**PROBLEM STATEMENT:** Check each line of the listing below for the string "appositi", and copy the ones that have it.
'''
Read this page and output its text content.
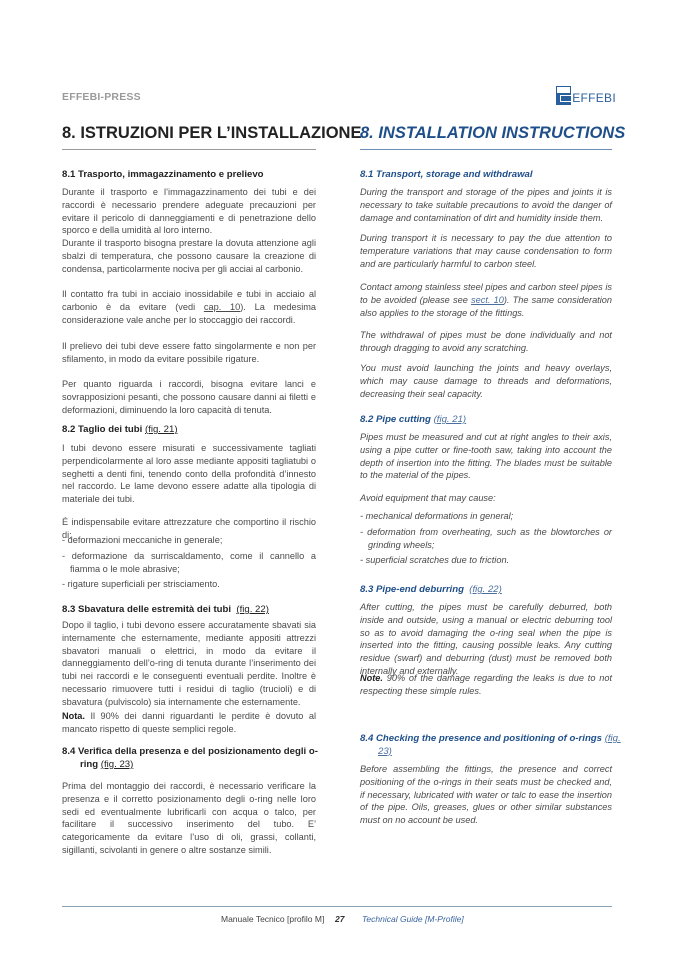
EFFEBI-PRESS	EFFEBI
8. ISTRUZIONI PER L’INSTALLAZIONE
8. INSTALLATION INSTRUCTIONS
8.1 Trasporto, immagazzinamento e prelievo
Durante il trasporto e l’immagazzinamento dei tubi e dei raccordi è necessario prendere adeguate precauzioni per evitare il pericolo di danneggiamenti e di penetrazione dello sporco e della umidità al loro interno.
Durante il trasporto bisogna prestare la dovuta attenzione agli sbalzi di temperatura, che possono causare la creazione di condensa, particolarmente nociva per gli acciai al carbonio.
Il contatto fra tubi in acciaio inossidabile e tubi in acciaio al carbonio è da evitare (vedi cap. 10). La medesima considerazione vale anche per lo stoccaggio dei raccordi.
Il prelievo dei tubi deve essere fatto singolarmente e non per sfilamento, in modo da evitare possibile rigature.
Per quanto riguarda i raccordi, bisogna evitare lanci e sovrapposizioni pesanti, che possono causare danni ai filetti e deformazioni, diminuendo la loro capacità di tenuta.
8.2 Taglio dei tubi (fig. 21)
I tubi devono essere misurati e successivamente tagliati perpendicolarmente al loro asse mediante appositi tagliatubi o seghetti a denti fini, tenendo conto della profondità d’innesto nel raccordo. Le lame devono essere adatte alla tipologia di materiale dei tubi.
É indispensabile evitare attrezzature che comportino il rischio di:
- deformazioni meccaniche in generale;
- deformazione da surriscaldamento, come il cannello a fiamma o le mole abrasive;
- rigature superficiali per strisciamento.
8.3 Sbavatura delle estremità dei tubi (fig. 22)
Dopo il taglio, i tubi devono essere accuratamente sbavati sia internamente che esternamente, mediante appositi attrezzi sbavatori manuali o elettrici, in modo da evitare il danneggiamento dell’o-ring di tenuta durante l’inserimento dei tubi nei raccordi e le conseguenti eventuali perdite. Inoltre è necessario rimuovere tutti i residui di taglio (trucioli) e di sbavatura (pulviscolo) sia internamente che esternamente.
Nota. Il 90% dei danni riguardanti le perdite è dovuto al mancato rispetto di queste semplici regole.
8.4 Verifica della presenza e del posizionamento degli o-ring (fig. 23)
Prima del montaggio dei raccordi, è necessario verificare la presenza e il corretto posizionamento degli o-ring nelle loro sedi ed eventualmente lubrificarli con acqua o talco, per facilitare il successivo inserimento del tubo. E’ categoricamente da evitare l’uso di oli, grassi, collanti, sigillanti, scivolanti in genere o altre sostanze simili.
8.1 Transport, storage and withdrawal
During the transport and storage of the pipes and joints it is necessary to take suitable precautions to avoid the danger of damage and contamination of dirt and humidity inside them.
During transport it is necessary to pay the due attention to temperature variations that may cause condensation to form and are particularly harmful to carbon steel.
Contact among stainless steel pipes and carbon steel pipes is to be avoided (please see sect. 10). The same consideration also applies to the storage of the fittings.
The withdrawal of pipes must be done individually and not through dragging to avoid any scratching.
You must avoid launching the joints and heavy overlays, which may cause damage to threads and deformations, decreasing their seal capacity.
8.2 Pipe cutting (fig. 21)
Pipes must be measured and cut at right angles to their axis, using a pipe cutter or fine-tooth saw, taking into account the depth of insertion into the fitting. The blades must be suitable to the material of the pipes.
Avoid equipment that may cause:
- mechanical deformations in general;
- deformation from overheating, such as the blowtorches or grinding wheels;
- superficial scratches due to friction.
8.3 Pipe-end deburring (fig. 22)
After cutting, the pipes must be carefully deburred, both inside and outside, using a manual or electric deburring tool so as to avoid damaging the o-ring seal when the pipe is inserted into the fitting, causing possible leaks. Any cutting residue (swarf) and deburring (dust) must be removed both internally and externally.
Note. 90% of the damage regarding the leaks is due to not respecting these simple rules.
8.4 Checking the presence and positioning of o-rings (fig. 23)
Before assembling the fittings, the presence and correct positioning of the o-rings in their seats must be checked and, if necessary, lubricated with water or talc to ease the insertion of the pipe. Oils, greases, glues or other similar substances must on no account be used.
Manuale Tecnico [profilo M] 27 Technical Guide [M-Profile]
'''
**SOLUTION FOR THIS TASK:**
I tubi devono essere misurati e successivamente tagliati perpendicolarmente al loro asse mediante appositi tagliatubi o seghetti a denti fini, tenendo conto della profondità d’innesto nel raccordo. Le lame devono essere adatte alla tipologia di materiale dei tubi.
Dopo il taglio, i tubi devono essere accuratamente sbavati sia internamente che esternamente, mediante appositi attrezzi sbavatori manuali o elettrici, in modo da evitare il danneggiamento dell’o-ring di tenuta durante l’inserimento dei tubi nei raccordi e le conseguenti eventuali perdite. Inoltre è necessario rimuovere tutti i residui di taglio (trucioli) e di sbavatura (pulviscolo) sia internamente che esternamente.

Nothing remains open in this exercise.